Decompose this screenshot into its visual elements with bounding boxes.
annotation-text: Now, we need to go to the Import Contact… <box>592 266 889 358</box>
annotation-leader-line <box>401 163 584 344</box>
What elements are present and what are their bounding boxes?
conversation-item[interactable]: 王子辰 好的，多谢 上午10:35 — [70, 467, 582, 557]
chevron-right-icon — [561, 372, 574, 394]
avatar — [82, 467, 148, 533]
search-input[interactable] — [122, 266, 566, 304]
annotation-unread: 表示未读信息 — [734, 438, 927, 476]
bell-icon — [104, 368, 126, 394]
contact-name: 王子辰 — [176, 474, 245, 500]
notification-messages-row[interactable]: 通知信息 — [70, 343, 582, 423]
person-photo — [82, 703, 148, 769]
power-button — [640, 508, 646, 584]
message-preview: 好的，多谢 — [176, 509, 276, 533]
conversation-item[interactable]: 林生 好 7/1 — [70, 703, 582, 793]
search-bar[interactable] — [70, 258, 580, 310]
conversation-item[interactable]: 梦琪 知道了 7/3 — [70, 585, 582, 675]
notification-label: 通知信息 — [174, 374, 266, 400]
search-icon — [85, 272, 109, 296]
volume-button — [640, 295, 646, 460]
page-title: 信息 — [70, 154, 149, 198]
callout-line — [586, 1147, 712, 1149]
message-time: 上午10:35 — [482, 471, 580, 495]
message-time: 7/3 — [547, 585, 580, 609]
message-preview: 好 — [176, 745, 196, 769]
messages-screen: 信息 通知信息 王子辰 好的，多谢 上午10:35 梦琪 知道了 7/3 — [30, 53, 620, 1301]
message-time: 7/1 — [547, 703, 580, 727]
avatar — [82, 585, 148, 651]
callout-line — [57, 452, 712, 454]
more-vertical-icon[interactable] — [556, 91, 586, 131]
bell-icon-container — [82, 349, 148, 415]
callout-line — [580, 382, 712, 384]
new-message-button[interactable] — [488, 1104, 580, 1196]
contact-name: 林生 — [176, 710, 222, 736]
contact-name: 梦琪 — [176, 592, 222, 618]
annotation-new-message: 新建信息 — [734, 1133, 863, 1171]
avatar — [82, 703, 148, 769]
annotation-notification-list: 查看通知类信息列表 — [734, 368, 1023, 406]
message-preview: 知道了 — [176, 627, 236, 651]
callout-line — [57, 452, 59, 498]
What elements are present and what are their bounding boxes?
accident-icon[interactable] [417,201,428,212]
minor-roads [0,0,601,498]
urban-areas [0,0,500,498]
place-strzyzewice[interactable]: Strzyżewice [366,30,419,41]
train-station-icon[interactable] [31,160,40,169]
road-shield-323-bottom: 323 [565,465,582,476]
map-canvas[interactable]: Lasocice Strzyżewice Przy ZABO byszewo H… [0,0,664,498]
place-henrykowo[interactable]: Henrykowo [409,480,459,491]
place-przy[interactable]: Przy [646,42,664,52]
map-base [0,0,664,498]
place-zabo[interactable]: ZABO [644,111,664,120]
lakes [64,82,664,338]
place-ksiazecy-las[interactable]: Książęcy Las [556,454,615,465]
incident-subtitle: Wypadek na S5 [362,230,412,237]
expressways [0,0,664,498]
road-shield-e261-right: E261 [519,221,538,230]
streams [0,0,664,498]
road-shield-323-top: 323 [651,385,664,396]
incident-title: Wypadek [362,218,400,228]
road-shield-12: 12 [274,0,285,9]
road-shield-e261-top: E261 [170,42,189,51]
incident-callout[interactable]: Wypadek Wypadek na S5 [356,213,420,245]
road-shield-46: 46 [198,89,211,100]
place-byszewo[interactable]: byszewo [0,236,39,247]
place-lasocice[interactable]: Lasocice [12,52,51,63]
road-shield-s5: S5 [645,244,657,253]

────────────────────

• TASK BRIEF:
Copy out every one of the rows above without changing a single character.

• FINISHED ANSWER:
Decompose this screenshot into its visual elements with bounding boxes.
annotation-text: Now, we need to go to the Import Contact… <box>592 266 889 358</box>
annotation-leader-line <box>401 163 584 344</box>
What elements are present and what are their bounding boxes?
conversation-item[interactable]: 王子辰 好的，多谢 上午10:35 — [70, 467, 582, 557]
chevron-right-icon — [561, 372, 574, 394]
avatar — [82, 467, 148, 533]
search-input[interactable] — [122, 266, 566, 304]
annotation-unread: 表示未读信息 — [734, 438, 927, 476]
bell-icon — [104, 368, 126, 394]
contact-name: 王子辰 — [176, 474, 245, 500]
notification-messages-row[interactable]: 通知信息 — [70, 343, 582, 423]
person-photo — [82, 703, 148, 769]
power-button — [640, 508, 646, 584]
message-preview: 好的，多谢 — [176, 509, 276, 533]
conversation-item[interactable]: 林生 好 7/1 — [70, 703, 582, 793]
search-bar[interactable] — [70, 258, 580, 310]
conversation-item[interactable]: 梦琪 知道了 7/3 — [70, 585, 582, 675]
notification-label: 通知信息 — [174, 374, 266, 400]
search-icon — [85, 272, 109, 296]
volume-button — [640, 295, 646, 460]
page-title: 信息 — [70, 154, 149, 198]
callout-line — [586, 1147, 712, 1149]
message-time: 上午10:35 — [482, 471, 580, 495]
message-time: 7/3 — [547, 585, 580, 609]
message-preview: 好 — [176, 745, 196, 769]
messages-screen: 信息 通知信息 王子辰 好的，多谢 上午10:35 梦琪 知道了 7/3 — [30, 53, 620, 1301]
message-time: 7/1 — [547, 703, 580, 727]
avatar — [82, 585, 148, 651]
callout-line — [57, 452, 712, 454]
more-vertical-icon[interactable] — [556, 91, 586, 131]
bell-icon-container — [82, 349, 148, 415]
callout-line — [580, 382, 712, 384]
new-message-button[interactable] — [488, 1104, 580, 1196]
contact-name: 林生 — [176, 710, 222, 736]
contact-name: 梦琪 — [176, 592, 222, 618]
annotation-new-message: 新建信息 — [734, 1133, 863, 1171]
avatar — [82, 703, 148, 769]
annotation-notification-list: 查看通知类信息列表 — [734, 368, 1023, 406]
message-preview: 知道了 — [176, 627, 236, 651]
callout-line — [57, 452, 59, 498]
What elements are present and what are their bounding boxes?
accident-icon[interactable] [417,201,428,212]
minor-roads [0,0,601,498]
urban-areas [0,0,500,498]
place-strzyzewice[interactable]: Strzyżewice [366,30,419,41]
train-station-icon[interactable] [31,160,40,169]
road-shield-323-bottom: 323 [565,465,582,476]
map-canvas[interactable]: Lasocice Strzyżewice Przy ZABO byszewo H… [0,0,664,498]
place-henrykowo[interactable]: Henrykowo [409,480,459,491]
place-przy[interactable]: Przy [646,42,664,52]
map-base [0,0,664,498]
place-zabo[interactable]: ZABO [644,111,664,120]
lakes [64,82,664,338]
place-ksiazecy-las[interactable]: Książęcy Las [556,454,615,465]
incident-subtitle: Wypadek na S5 [362,230,412,237]
expressways [0,0,664,498]
road-shield-e261-right: E261 [519,221,538,230]
streams [0,0,664,498]
road-shield-323-top: 323 [651,385,664,396]
incident-title: Wypadek [362,218,400,228]
road-shield-12: 12 [274,0,285,9]
road-shield-e261-top: E261 [170,42,189,51]
incident-callout[interactable]: Wypadek Wypadek na S5 [356,213,420,245]
road-shield-46: 46 [198,89,211,100]
place-byszewo[interactable]: byszewo [0,236,39,247]
place-lasocice[interactable]: Lasocice [12,52,51,63]
road-shield-s5: S5 [645,244,657,253]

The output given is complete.